■ Text block
►

Though it's hard to be sure, the symptoms strongly suggest some sort of memory
corruption.  Precise GC significantly exacerbates the effect of corruption.  Doing
things like running Sprintf in a loop are unlikely to make a difference.  What we need
to figure out is what is causing the corruption in the first place.
Does your program use cgo at all?
Does the problem happen when you set GOMAXPROCS = 1?
It may help to set Debug to 2 near the top of pkg/runtime/mgc0.c.  That will cause a lot
of printing, but will also detect heap corruption earlier.
It is likely that we will need to have a test case that we can reproduce on our own
machines, however we get there.

Labels changed: added priority-asap, removed priority-triage.

Status changed to Accepted.

@ugorji
Copy link
Contributor Author

ugorji commented May 13, 2013

Comment 5:

My program doesn't use cgo.
I just ran with GOMAXPROCS=1. It takes a much longer time to get the crash (after 76,000
requests are handled), and I see the crash when I send log output stderr (I think stderr
introduces some more timing issues that help see the crash). I've attached the log once
the crash occurred. The gdb out is shown inline below (note it is different).

◄

■ Entries shown
►

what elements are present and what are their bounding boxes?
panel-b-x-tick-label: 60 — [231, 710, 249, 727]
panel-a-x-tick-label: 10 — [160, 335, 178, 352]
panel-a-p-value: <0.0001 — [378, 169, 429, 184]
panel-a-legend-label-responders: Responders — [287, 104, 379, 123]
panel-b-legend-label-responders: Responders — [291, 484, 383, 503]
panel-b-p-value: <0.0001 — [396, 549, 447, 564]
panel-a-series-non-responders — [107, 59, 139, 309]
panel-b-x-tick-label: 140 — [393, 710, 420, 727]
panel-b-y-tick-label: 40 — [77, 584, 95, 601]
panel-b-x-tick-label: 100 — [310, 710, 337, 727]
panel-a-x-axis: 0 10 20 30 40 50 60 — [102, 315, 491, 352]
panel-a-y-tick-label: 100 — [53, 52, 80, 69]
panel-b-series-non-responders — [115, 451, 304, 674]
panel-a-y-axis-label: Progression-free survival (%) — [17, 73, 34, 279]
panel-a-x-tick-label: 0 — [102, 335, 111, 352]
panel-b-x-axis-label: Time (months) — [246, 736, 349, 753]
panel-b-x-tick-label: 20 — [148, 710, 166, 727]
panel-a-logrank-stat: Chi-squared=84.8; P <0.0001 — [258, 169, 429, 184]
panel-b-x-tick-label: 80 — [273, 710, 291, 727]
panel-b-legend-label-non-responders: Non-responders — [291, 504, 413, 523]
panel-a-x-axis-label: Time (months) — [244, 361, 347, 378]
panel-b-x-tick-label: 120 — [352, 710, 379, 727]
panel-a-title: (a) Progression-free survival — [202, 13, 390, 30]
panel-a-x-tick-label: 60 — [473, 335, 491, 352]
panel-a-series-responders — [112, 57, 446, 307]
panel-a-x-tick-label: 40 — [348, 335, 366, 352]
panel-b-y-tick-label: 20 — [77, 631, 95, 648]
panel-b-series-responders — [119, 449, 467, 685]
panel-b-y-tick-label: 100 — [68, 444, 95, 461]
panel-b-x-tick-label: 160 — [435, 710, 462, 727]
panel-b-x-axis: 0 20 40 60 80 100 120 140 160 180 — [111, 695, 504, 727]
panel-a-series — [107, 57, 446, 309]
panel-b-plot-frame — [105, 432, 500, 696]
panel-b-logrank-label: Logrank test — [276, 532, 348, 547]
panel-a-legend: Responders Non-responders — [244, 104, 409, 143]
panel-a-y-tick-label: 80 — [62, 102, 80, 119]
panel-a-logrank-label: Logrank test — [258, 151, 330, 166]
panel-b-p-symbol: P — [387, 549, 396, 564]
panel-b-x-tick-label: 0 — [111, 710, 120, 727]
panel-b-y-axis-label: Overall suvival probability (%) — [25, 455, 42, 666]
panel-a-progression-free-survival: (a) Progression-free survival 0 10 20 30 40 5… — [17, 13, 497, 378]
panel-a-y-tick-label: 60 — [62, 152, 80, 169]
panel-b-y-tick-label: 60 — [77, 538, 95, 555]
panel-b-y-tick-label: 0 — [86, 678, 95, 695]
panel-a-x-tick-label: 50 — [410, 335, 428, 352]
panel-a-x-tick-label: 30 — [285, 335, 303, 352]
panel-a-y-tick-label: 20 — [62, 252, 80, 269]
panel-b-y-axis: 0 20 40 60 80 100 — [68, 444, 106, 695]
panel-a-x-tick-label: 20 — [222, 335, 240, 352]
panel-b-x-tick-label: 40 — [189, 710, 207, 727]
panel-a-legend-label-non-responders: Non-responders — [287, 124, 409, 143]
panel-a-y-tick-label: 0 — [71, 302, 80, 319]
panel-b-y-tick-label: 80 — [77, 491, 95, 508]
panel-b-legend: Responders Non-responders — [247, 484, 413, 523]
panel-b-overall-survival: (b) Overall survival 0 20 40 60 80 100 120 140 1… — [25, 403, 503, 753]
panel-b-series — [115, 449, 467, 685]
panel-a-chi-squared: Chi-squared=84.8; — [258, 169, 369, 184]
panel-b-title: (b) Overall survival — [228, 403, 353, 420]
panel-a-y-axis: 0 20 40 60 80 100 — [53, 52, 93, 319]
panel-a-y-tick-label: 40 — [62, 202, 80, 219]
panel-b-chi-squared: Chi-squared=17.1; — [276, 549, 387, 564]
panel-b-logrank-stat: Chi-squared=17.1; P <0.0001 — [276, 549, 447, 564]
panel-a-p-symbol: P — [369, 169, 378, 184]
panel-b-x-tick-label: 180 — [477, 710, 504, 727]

◄

■ Exercise instructions
1: Rewrite the paragraph of the crash-report thread that begins "My program doesn't use cgo" as a short bulleted list that keeps its main facts.
2: In the crash-report thread, which file is named as the place to set Debug to 2?
3: Reproduce the part of the crash-report thread starting at "ugorji commented May" and ending at "it is different).".

■ Exercise answers
1:
- The program does not use cgo.
- With GOMAXPROCS=1, the crash takes much longer to appear, after 76,000 requests are handled.
- The crash shows up when log output is sent to stderr, possibly because stderr adds timing issues.
- The log from the crash is attached.
- The gdb output is shown inline and is different.

2: pkg/runtime/mgc0.c

3:
ugorji commented May 13, 2013

Comment 5:

My program doesn't use cgo.
I just ran with GOMAXPROCS=1. It takes a much longer time to get the crash (after 76,000
requests are handled), and I see the crash when I send log output stderr (I think stderr
introduces some more timing issues that help see the crash). I've attached the log once
the crash occurred. The gdb out is shown inline below (note it is different).